**RECORDS PROVIDED:**
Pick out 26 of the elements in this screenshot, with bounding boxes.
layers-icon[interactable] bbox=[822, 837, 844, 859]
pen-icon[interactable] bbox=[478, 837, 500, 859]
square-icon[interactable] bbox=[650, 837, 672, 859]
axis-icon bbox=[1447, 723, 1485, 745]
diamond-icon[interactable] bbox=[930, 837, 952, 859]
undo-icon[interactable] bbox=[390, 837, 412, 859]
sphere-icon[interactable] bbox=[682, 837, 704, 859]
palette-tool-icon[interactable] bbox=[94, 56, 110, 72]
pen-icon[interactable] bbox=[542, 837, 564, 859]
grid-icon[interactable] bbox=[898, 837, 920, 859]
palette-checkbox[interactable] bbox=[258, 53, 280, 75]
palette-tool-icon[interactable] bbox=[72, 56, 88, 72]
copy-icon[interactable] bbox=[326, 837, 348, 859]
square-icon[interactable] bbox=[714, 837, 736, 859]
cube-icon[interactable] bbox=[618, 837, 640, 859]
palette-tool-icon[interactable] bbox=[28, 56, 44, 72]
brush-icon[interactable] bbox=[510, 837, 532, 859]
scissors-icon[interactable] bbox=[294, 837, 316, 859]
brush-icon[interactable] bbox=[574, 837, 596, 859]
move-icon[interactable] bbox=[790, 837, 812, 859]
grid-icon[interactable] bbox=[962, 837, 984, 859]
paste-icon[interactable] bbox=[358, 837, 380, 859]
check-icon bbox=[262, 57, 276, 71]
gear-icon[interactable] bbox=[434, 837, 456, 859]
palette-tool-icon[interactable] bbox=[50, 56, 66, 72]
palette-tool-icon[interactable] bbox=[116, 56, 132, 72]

==

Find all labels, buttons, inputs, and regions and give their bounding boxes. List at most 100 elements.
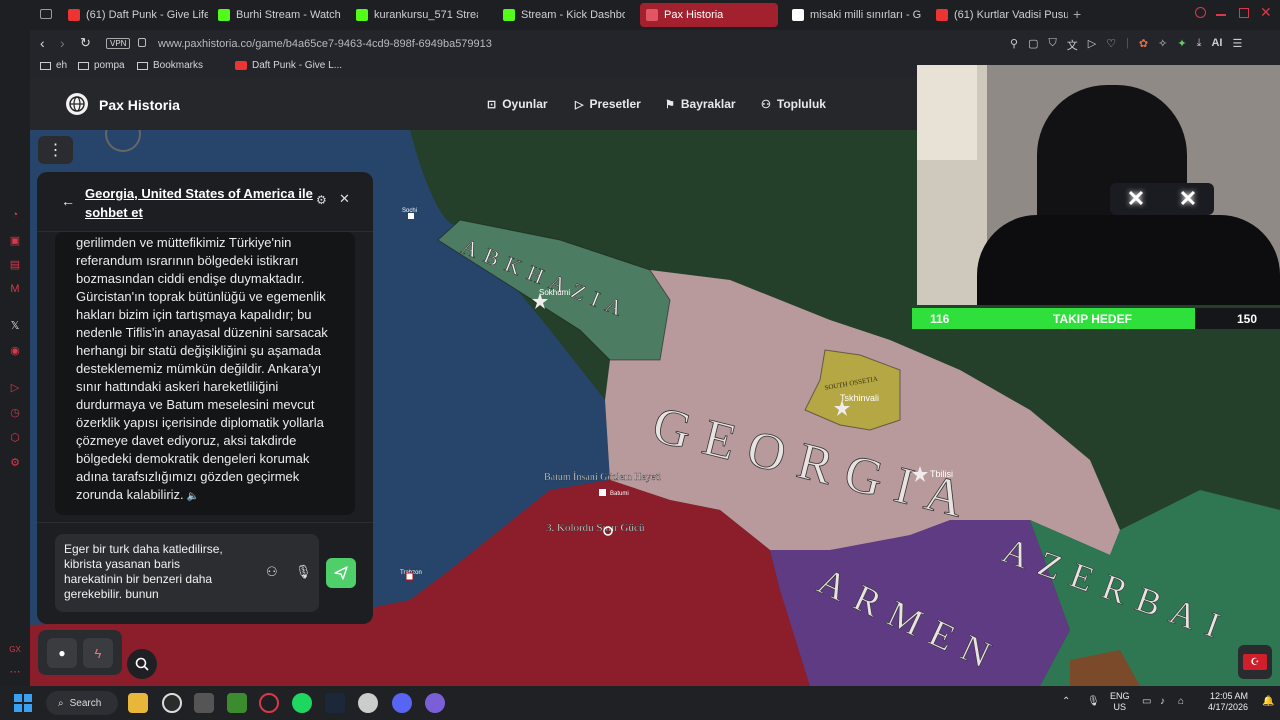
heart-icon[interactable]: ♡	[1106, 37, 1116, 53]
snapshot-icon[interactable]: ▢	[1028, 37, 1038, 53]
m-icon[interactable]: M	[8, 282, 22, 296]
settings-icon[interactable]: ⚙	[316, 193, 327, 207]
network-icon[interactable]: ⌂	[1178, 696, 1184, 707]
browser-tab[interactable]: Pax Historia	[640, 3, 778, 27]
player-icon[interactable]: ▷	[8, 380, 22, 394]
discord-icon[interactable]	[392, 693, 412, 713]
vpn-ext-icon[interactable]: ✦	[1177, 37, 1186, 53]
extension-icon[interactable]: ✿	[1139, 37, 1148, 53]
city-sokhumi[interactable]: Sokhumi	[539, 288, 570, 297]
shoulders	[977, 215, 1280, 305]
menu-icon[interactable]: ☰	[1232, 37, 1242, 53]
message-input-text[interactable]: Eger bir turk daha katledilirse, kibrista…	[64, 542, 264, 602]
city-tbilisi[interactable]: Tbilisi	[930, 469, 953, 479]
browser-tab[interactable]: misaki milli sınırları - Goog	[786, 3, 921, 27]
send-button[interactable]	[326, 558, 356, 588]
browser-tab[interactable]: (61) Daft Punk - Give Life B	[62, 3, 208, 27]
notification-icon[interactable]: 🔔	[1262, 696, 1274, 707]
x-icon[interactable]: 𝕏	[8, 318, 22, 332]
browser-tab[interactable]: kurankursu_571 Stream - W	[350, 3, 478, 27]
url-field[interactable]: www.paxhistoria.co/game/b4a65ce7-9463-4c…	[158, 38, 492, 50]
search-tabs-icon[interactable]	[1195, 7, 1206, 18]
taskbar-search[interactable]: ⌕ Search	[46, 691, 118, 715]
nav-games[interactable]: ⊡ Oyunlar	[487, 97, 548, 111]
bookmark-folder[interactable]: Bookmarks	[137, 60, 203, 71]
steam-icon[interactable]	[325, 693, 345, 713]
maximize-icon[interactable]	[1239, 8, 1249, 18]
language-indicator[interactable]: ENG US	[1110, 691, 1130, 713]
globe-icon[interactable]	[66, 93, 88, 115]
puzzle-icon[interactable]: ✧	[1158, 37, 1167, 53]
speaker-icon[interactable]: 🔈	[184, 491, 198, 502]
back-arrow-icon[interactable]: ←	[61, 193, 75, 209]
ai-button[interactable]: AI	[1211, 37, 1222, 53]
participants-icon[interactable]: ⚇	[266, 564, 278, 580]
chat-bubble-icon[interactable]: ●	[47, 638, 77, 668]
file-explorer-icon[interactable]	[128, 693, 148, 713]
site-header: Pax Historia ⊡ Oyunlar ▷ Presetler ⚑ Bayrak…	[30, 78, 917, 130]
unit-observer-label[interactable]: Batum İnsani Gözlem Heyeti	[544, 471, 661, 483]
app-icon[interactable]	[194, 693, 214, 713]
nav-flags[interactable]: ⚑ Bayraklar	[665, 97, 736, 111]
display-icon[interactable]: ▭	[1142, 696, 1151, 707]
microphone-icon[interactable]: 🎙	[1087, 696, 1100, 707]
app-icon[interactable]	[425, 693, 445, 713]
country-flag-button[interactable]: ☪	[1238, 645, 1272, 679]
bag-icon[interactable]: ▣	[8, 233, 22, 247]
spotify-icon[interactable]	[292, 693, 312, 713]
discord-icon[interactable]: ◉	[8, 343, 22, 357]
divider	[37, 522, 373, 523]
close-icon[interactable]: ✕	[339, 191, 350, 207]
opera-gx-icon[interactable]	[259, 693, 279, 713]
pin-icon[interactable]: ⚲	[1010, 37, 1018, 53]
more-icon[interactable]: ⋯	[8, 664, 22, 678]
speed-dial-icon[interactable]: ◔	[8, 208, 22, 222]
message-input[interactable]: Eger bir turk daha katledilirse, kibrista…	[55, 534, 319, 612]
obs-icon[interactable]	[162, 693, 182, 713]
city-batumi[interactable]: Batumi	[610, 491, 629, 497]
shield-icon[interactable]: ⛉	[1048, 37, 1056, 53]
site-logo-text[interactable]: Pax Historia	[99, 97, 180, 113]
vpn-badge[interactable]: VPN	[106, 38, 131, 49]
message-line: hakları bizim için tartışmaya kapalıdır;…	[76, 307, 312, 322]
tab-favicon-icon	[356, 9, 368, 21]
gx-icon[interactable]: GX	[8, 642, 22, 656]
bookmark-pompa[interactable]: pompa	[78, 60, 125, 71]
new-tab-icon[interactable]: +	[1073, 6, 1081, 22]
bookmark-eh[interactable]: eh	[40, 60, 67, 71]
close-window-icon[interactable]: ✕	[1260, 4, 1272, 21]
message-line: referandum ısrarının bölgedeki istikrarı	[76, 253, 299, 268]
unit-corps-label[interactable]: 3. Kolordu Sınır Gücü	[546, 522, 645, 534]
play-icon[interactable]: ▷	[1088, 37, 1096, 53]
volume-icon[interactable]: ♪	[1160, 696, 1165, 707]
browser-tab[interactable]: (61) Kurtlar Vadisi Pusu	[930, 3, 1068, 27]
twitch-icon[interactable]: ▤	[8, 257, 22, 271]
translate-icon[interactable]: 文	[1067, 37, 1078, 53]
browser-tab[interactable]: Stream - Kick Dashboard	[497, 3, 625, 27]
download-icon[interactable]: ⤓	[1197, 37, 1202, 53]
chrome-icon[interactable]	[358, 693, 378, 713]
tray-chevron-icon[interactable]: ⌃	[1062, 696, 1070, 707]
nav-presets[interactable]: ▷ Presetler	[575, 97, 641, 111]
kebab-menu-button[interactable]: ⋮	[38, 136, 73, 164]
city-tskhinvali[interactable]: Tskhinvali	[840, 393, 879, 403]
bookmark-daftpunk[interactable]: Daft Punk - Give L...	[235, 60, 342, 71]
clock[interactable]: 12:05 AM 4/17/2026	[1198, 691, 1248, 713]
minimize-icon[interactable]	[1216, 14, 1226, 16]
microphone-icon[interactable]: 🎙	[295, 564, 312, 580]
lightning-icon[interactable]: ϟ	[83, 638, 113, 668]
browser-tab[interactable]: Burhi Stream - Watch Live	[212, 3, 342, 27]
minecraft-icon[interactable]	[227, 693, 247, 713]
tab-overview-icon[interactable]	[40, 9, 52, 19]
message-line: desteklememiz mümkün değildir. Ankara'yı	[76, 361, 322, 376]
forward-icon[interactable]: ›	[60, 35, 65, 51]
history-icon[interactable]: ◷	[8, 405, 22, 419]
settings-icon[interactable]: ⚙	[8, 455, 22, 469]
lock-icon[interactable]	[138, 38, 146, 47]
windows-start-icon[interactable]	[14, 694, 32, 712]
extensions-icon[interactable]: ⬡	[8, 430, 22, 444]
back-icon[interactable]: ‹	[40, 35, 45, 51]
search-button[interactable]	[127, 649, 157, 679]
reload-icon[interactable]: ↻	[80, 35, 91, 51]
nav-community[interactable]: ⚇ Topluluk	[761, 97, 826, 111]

**THE PROBLEM:** Copy out, character for character, the entries starting at the line that contains "37, 1116, 53]" and ending at the line that contains "469, 953, 479]", with both of those lines included.

**SOLUTION TO THIS PROBLEM:**
heart-icon[interactable]: ♡	[1106, 37, 1116, 53]
snapshot-icon[interactable]: ▢	[1028, 37, 1038, 53]
m-icon[interactable]: M	[8, 282, 22, 296]
settings-icon[interactable]: ⚙	[316, 193, 327, 207]
network-icon[interactable]: ⌂	[1178, 696, 1184, 707]
browser-tab[interactable]: Pax Historia	[640, 3, 778, 27]
player-icon[interactable]: ▷	[8, 380, 22, 394]
discord-icon[interactable]	[392, 693, 412, 713]
vpn-ext-icon[interactable]: ✦	[1177, 37, 1186, 53]
extension-icon[interactable]: ✿	[1139, 37, 1148, 53]
city-sokhumi[interactable]: Sokhumi	[539, 288, 570, 297]
shoulders	[977, 215, 1280, 305]
menu-icon[interactable]: ☰	[1232, 37, 1242, 53]
message-input-text[interactable]: Eger bir turk daha katledilirse, kibrista…	[64, 542, 264, 602]
city-tbilisi[interactable]: Tbilisi	[930, 469, 953, 479]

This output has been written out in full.